--- What is needed ---
Lift every line from the entries that includes the word "ylabel".

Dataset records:
⁂
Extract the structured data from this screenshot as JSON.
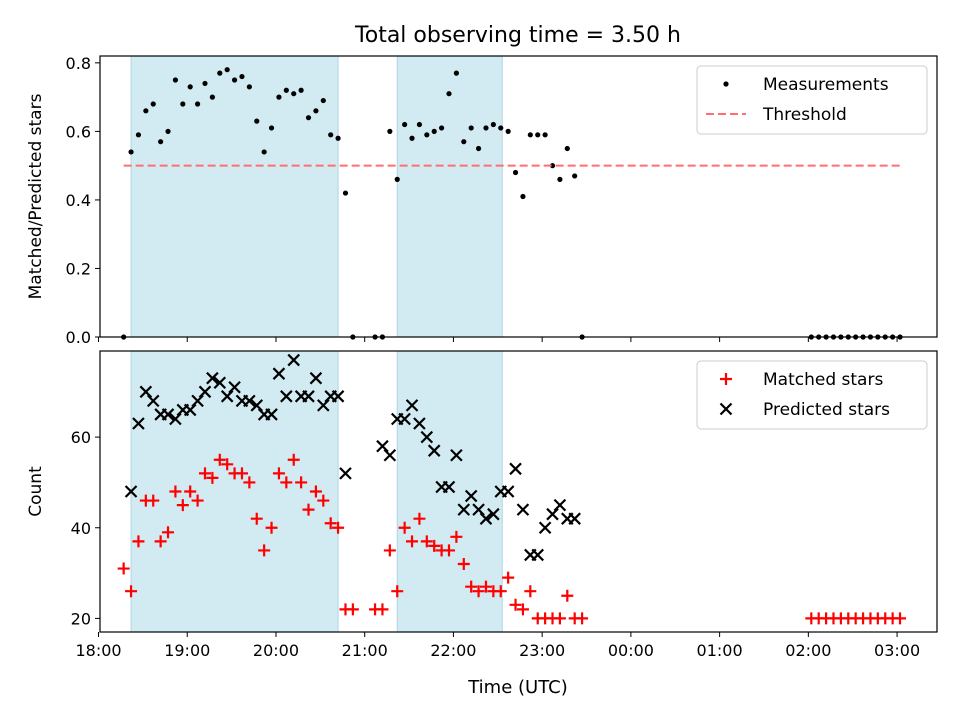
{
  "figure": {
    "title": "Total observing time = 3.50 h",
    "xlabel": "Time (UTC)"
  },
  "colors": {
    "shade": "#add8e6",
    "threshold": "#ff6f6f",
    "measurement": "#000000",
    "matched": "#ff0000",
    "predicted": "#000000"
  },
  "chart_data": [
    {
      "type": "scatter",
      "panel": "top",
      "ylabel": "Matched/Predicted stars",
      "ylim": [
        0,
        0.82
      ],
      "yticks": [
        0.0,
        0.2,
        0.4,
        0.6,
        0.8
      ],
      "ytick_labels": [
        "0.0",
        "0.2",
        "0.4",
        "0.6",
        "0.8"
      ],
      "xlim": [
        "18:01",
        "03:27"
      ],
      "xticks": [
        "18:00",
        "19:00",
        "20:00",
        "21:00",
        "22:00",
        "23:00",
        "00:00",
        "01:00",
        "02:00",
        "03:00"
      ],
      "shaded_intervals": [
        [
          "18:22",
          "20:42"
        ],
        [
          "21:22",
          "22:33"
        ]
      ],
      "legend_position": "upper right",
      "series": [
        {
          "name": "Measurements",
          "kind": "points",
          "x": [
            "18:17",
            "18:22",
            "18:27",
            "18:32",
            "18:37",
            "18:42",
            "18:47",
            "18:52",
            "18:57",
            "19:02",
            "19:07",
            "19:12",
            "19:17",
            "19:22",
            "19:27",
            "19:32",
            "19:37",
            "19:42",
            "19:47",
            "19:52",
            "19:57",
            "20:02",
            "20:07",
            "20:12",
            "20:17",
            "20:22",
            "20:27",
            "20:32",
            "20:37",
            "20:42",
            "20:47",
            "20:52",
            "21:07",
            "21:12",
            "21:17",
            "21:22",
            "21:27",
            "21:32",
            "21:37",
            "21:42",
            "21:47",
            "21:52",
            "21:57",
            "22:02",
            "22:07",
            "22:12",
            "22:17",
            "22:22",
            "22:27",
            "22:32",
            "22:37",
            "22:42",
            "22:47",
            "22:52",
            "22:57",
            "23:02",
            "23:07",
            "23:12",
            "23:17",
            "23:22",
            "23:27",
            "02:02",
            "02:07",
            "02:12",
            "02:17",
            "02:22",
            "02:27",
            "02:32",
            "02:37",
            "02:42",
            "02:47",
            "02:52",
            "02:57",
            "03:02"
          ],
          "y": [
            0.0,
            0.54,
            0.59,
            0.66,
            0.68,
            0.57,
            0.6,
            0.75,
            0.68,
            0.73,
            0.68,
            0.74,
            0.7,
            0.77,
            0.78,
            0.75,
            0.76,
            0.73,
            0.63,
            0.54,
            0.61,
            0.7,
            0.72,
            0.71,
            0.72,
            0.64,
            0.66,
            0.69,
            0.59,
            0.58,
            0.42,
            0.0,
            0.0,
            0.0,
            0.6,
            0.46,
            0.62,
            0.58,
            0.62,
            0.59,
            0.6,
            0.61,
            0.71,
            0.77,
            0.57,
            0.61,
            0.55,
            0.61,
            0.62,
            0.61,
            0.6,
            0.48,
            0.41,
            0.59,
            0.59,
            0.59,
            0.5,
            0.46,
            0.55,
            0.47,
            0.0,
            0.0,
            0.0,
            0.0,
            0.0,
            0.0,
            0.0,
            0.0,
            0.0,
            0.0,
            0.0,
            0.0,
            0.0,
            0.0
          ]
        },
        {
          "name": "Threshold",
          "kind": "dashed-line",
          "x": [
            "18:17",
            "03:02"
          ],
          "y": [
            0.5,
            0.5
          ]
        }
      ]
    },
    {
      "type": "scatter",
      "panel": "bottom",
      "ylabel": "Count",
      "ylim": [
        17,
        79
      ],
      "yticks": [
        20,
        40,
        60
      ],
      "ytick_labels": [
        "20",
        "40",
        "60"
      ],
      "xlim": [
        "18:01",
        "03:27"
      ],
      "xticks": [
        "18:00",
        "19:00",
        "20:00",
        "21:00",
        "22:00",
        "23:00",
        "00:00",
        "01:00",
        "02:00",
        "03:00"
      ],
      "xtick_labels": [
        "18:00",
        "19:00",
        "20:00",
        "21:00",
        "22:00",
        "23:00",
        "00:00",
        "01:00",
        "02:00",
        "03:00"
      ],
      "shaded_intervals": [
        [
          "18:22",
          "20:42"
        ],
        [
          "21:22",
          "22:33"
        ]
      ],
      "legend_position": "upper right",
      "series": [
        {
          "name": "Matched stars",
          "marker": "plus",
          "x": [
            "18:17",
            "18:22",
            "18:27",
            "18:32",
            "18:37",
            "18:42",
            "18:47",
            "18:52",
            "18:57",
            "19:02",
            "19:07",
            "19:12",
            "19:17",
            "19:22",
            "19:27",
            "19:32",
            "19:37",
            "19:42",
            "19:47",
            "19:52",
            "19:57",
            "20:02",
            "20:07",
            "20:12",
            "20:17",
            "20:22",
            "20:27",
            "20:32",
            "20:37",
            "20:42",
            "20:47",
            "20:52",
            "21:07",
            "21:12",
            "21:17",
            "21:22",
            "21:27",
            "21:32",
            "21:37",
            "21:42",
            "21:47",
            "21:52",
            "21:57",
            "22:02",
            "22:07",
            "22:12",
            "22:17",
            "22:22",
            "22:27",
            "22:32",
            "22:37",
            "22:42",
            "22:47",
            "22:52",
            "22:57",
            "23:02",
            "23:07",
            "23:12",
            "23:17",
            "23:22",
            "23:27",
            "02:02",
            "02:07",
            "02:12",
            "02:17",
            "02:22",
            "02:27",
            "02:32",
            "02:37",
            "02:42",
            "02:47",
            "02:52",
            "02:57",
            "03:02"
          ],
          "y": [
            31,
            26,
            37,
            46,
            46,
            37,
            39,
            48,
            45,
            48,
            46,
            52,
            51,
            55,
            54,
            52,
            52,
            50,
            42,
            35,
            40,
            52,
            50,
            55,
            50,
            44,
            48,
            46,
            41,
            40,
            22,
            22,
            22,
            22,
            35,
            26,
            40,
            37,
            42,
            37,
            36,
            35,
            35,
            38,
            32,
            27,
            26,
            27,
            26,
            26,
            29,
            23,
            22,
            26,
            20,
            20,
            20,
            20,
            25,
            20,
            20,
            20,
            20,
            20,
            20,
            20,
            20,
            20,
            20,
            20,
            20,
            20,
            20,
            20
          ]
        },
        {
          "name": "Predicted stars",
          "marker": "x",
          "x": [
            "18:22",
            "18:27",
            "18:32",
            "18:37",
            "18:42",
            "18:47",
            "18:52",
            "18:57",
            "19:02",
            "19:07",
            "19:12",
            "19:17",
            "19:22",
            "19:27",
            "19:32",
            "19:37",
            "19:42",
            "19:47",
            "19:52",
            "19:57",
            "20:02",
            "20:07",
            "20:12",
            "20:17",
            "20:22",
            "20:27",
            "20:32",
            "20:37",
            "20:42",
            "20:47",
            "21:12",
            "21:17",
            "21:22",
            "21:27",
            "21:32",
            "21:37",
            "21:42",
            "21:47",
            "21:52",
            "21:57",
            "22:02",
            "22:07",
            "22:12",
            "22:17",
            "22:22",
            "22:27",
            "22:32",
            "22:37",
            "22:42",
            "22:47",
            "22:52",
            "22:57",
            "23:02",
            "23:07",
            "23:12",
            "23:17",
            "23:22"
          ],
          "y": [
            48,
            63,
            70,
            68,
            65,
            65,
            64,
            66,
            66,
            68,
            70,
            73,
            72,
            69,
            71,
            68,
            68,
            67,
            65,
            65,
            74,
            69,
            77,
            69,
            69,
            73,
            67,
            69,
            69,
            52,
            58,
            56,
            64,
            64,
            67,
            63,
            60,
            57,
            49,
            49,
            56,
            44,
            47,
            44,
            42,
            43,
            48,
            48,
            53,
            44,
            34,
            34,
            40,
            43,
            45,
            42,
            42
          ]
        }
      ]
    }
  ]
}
⁂
--- The result ---
      "ylabel": "Matched/Predicted stars",
      "ylabel": "Count",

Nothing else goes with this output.